> [WHAT NEEDS TO BE DONE] Please count how many lines in the records below contain the string "footnote" with matching case, and reply with only that number.

BEGIN PROVIDED RECORDS

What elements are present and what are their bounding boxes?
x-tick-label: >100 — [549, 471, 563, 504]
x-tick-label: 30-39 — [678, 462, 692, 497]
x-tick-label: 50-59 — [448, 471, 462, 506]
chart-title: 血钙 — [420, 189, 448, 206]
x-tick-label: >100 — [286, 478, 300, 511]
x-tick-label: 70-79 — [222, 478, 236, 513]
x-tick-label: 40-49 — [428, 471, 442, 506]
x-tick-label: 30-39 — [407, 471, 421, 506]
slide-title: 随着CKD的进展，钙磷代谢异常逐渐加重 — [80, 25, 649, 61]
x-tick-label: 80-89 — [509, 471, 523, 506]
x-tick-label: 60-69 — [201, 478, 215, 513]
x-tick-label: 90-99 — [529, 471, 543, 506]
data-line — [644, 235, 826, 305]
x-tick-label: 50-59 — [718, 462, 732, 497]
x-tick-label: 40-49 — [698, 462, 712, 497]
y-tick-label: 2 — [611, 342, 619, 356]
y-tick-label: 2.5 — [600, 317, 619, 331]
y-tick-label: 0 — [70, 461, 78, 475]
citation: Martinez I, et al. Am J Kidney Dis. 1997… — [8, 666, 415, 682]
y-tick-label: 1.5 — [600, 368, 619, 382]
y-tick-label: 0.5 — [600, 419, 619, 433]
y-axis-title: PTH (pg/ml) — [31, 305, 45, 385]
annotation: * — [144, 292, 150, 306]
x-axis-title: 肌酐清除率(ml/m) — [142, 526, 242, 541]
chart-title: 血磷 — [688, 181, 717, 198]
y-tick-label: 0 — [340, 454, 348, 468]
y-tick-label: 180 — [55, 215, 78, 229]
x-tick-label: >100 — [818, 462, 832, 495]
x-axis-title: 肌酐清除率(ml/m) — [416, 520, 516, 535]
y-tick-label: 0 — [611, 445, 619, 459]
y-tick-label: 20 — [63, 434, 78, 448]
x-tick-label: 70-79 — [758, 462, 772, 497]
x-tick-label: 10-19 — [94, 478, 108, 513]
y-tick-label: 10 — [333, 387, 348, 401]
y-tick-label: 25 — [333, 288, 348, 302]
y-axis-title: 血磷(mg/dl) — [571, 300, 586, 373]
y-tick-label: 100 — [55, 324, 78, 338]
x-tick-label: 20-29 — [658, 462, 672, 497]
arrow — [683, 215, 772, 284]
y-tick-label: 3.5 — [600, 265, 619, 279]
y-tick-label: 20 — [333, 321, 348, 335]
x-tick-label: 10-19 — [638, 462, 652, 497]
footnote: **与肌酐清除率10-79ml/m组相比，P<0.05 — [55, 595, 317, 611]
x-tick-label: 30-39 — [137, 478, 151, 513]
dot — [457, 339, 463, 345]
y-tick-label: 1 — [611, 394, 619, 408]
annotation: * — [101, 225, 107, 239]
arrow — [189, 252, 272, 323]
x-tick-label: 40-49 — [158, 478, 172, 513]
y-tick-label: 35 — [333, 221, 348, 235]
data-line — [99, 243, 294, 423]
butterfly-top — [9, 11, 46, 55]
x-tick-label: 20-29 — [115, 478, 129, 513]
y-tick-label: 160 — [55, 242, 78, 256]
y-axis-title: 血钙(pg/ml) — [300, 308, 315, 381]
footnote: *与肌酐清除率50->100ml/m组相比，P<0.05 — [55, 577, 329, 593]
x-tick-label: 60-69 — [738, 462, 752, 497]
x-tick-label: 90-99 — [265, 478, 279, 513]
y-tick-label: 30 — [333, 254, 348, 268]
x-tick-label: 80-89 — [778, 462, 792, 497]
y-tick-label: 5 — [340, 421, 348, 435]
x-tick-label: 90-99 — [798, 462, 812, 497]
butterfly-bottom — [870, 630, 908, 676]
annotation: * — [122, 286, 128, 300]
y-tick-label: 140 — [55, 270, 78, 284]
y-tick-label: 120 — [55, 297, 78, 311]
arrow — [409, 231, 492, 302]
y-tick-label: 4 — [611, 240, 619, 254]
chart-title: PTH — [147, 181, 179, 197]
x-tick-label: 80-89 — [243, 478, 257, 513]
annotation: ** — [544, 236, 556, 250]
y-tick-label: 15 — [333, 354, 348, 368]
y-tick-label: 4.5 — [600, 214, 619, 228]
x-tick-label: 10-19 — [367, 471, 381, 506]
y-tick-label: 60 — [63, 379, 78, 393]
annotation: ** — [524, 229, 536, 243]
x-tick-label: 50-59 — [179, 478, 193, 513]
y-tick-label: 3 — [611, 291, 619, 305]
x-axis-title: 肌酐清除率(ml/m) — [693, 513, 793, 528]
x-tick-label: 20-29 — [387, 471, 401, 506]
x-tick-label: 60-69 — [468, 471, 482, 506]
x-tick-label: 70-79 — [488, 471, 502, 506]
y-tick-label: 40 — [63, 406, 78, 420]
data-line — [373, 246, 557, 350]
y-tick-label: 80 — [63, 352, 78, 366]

END PROVIDED RECORDS

> [THE SOLUTION] 2